▸ Data provided
☆ ☆ ☆ ☆

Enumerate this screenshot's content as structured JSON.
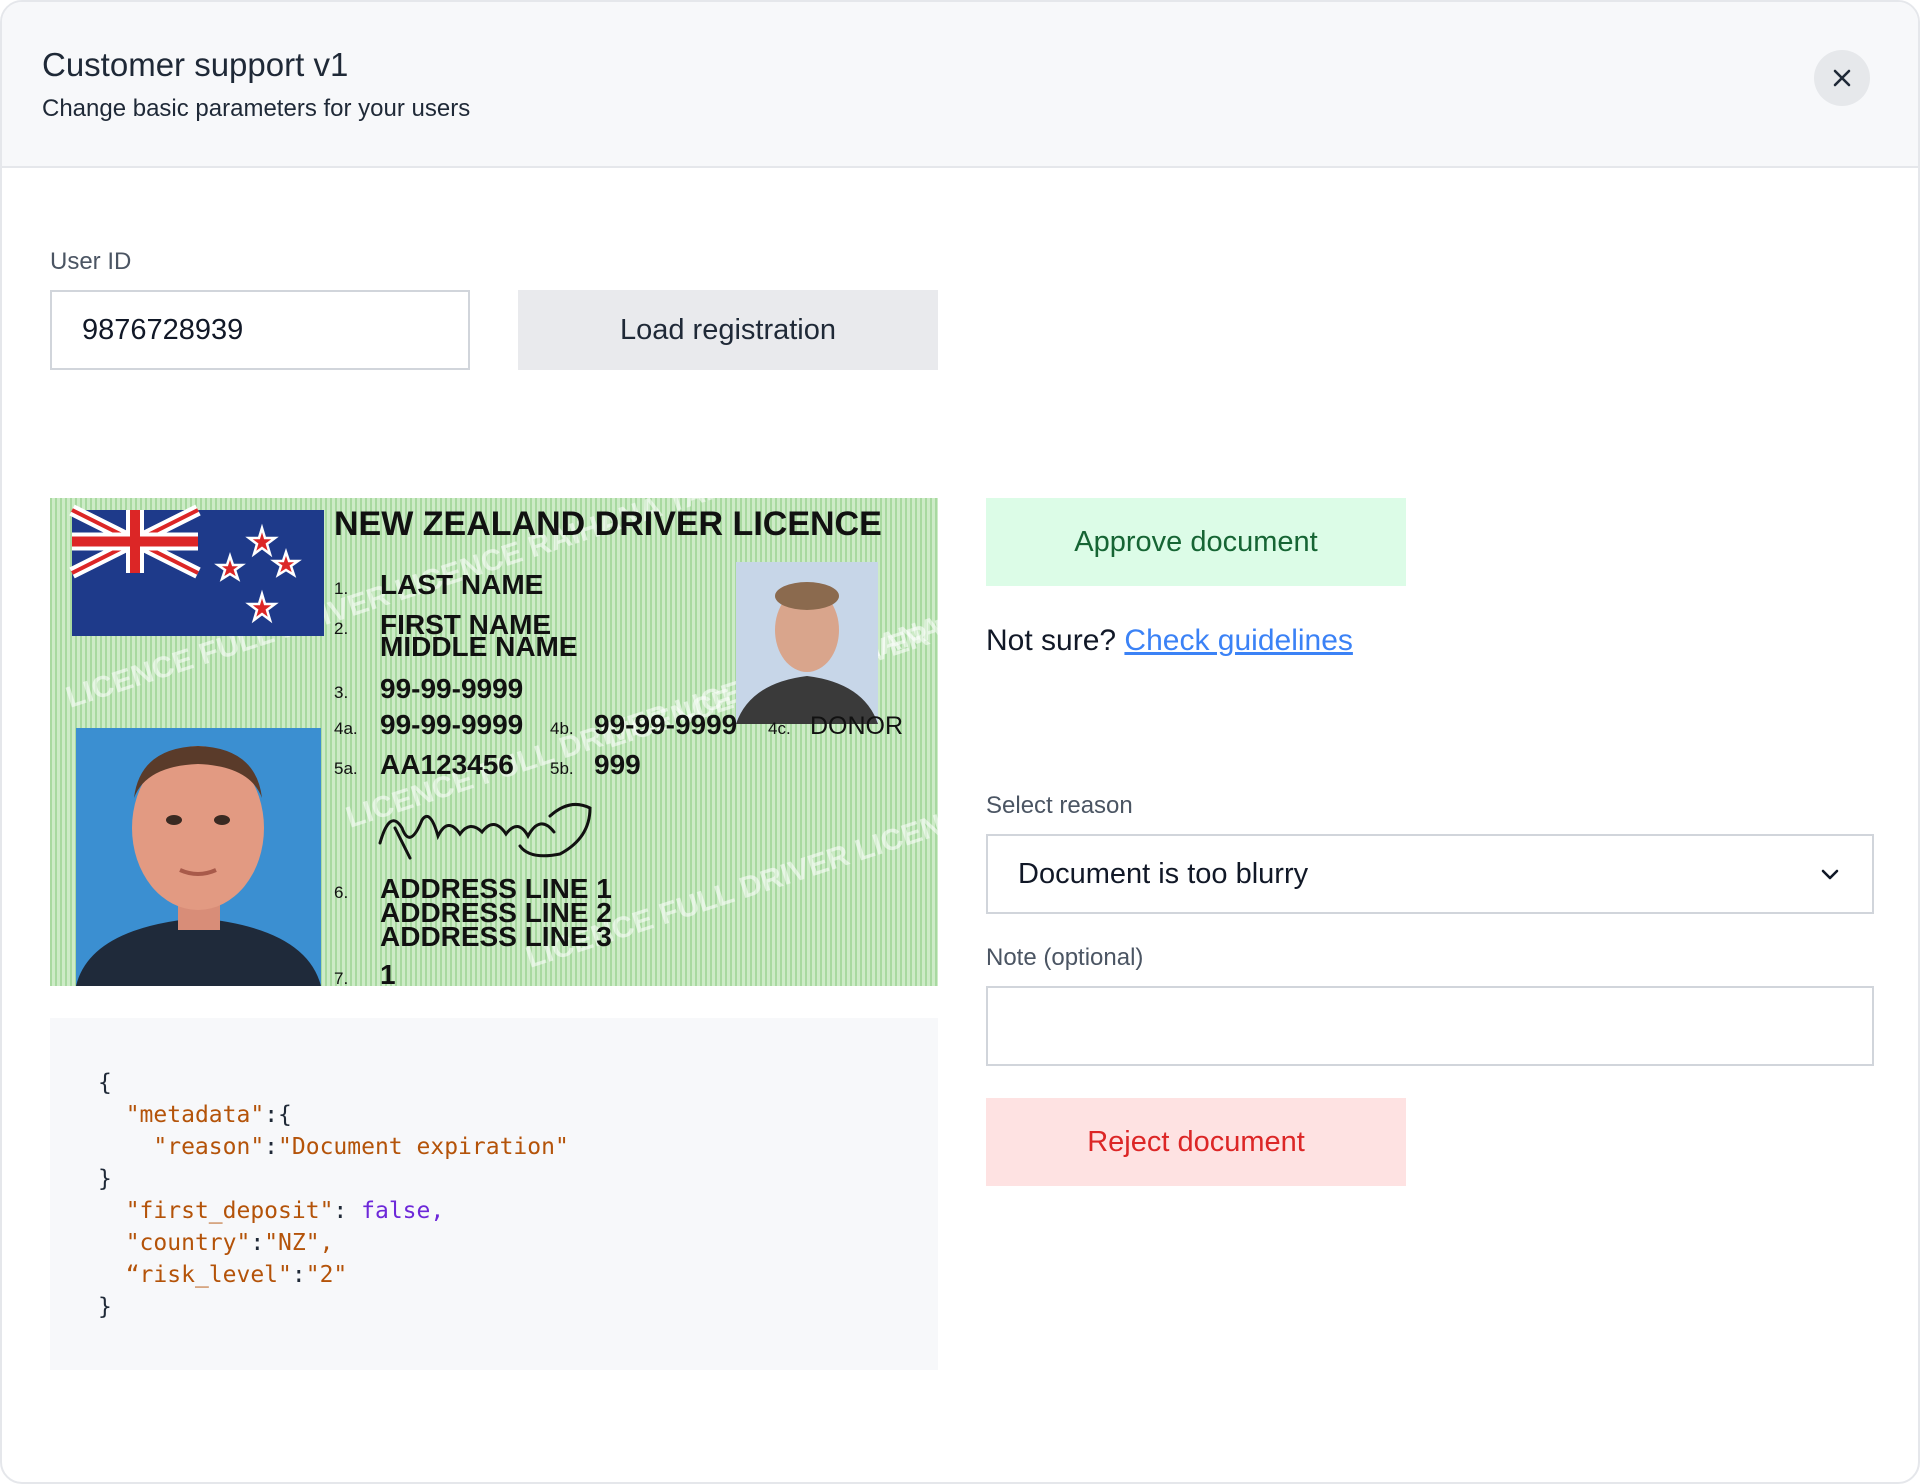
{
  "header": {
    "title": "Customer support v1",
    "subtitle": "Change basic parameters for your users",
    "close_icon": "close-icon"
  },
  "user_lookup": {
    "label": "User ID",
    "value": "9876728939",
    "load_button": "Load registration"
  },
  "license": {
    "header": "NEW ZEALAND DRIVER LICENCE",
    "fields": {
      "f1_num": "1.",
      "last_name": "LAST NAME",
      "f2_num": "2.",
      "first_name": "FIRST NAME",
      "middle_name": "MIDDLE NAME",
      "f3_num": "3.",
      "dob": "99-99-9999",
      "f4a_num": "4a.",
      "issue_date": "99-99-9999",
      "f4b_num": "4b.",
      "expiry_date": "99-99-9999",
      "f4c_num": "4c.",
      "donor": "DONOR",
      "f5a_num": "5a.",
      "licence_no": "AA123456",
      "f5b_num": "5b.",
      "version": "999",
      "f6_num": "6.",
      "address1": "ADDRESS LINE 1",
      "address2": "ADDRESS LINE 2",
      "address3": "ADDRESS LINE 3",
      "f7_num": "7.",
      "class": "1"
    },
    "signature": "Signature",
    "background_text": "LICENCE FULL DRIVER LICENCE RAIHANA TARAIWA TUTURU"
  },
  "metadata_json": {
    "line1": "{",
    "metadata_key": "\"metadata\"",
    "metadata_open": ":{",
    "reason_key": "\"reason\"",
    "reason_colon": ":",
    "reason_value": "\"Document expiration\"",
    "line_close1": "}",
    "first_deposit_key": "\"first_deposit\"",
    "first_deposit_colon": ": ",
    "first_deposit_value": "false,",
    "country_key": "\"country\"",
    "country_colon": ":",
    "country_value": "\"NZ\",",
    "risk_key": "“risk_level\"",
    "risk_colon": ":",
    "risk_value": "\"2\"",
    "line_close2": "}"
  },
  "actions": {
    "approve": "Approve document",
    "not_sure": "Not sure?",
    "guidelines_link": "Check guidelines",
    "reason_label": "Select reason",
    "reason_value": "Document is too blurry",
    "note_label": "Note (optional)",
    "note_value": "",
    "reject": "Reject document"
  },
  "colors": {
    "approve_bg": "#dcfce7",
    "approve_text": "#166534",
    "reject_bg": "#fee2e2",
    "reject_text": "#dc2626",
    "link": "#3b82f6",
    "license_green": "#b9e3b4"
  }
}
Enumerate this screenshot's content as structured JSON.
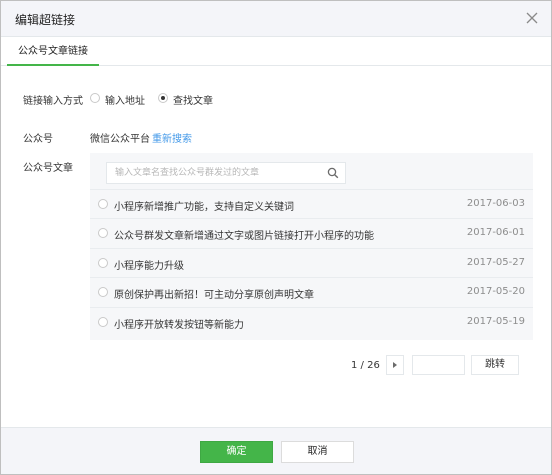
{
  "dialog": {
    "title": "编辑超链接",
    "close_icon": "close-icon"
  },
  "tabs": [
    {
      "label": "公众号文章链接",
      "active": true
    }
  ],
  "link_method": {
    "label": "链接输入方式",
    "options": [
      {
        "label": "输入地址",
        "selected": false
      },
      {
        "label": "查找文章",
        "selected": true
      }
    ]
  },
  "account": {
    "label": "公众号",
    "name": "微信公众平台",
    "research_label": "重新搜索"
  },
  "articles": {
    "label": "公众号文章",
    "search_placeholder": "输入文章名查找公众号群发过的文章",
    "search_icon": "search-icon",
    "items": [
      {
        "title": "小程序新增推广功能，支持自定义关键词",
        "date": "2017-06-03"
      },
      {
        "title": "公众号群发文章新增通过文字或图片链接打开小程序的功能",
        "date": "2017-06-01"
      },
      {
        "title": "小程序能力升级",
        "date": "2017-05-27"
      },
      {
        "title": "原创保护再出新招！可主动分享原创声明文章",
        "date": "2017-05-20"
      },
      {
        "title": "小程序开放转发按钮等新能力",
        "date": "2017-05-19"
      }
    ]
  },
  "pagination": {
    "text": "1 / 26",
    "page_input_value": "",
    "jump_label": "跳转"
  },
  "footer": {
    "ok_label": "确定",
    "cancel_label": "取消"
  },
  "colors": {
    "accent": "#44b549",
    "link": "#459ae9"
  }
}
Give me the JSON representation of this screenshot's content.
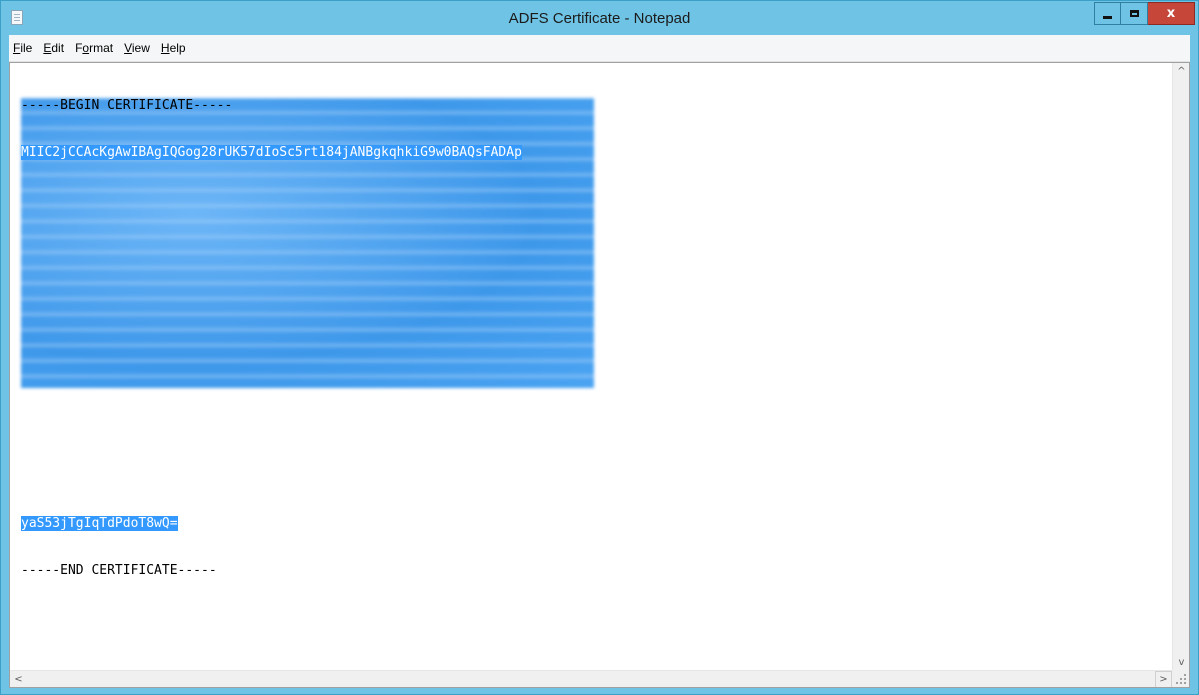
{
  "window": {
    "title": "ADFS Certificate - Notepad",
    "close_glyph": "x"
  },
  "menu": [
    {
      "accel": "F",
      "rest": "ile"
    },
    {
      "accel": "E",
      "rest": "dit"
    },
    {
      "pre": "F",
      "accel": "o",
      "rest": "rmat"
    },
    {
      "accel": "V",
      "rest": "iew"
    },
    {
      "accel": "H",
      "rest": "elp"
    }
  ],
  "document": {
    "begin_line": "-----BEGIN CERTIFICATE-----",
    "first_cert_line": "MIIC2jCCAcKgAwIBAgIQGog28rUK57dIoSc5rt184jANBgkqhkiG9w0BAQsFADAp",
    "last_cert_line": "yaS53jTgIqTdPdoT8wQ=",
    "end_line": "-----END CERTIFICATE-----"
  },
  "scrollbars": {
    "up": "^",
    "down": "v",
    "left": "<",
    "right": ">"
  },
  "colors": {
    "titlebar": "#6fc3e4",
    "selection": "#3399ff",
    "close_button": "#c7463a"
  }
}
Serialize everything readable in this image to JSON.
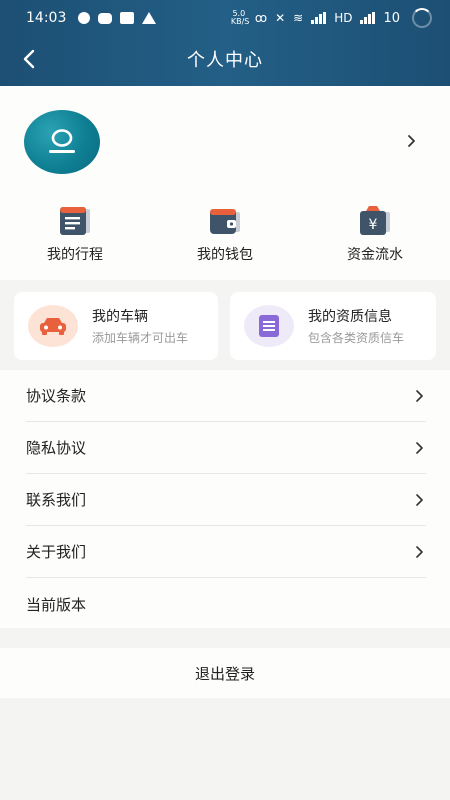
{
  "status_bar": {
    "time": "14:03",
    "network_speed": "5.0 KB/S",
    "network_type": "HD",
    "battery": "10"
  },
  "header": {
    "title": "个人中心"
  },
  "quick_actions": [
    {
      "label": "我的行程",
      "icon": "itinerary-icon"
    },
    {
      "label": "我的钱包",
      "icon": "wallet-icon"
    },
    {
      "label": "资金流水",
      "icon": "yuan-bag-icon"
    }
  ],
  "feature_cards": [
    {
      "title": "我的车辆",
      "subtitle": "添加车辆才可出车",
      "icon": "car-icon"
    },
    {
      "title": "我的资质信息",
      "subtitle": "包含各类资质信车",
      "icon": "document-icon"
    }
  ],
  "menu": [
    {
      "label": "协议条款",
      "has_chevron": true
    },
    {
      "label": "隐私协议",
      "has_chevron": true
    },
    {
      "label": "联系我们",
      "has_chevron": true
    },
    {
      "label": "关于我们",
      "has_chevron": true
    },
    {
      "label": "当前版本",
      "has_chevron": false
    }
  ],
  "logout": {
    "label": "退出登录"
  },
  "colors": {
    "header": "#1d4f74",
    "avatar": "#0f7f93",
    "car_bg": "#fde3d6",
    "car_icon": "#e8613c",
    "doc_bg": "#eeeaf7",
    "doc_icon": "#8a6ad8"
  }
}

☆ ☆ ☆ ☆

▸ Written task
The lines from the one holding "Serialize everything readable" through the end of the material above are to be echoed exactly, both ends included. Do not include pictures.

▸ Reply
Serialize everything readable in this image to JSON.
{
  "status_bar": {
    "time": "14:03",
    "network_speed": "5.0 KB/S",
    "network_type": "HD",
    "battery": "10"
  },
  "header": {
    "title": "个人中心"
  },
  "quick_actions": [
    {
      "label": "我的行程",
      "icon": "itinerary-icon"
    },
    {
      "label": "我的钱包",
      "icon": "wallet-icon"
    },
    {
      "label": "资金流水",
      "icon": "yuan-bag-icon"
    }
  ],
  "feature_cards": [
    {
      "title": "我的车辆",
      "subtitle": "添加车辆才可出车",
      "icon": "car-icon"
    },
    {
      "title": "我的资质信息",
      "subtitle": "包含各类资质信车",
      "icon": "document-icon"
    }
  ],
  "menu": [
    {
      "label": "协议条款",
      "has_chevron": true
    },
    {
      "label": "隐私协议",
      "has_chevron": true
    },
    {
      "label": "联系我们",
      "has_chevron": true
    },
    {
      "label": "关于我们",
      "has_chevron": true
    },
    {
      "label": "当前版本",
      "has_chevron": false
    }
  ],
  "logout": {
    "label": "退出登录"
  },
  "colors": {
    "header": "#1d4f74",
    "avatar": "#0f7f93",
    "car_bg": "#fde3d6",
    "car_icon": "#e8613c",
    "doc_bg": "#eeeaf7",
    "doc_icon": "#8a6ad8"
  }
}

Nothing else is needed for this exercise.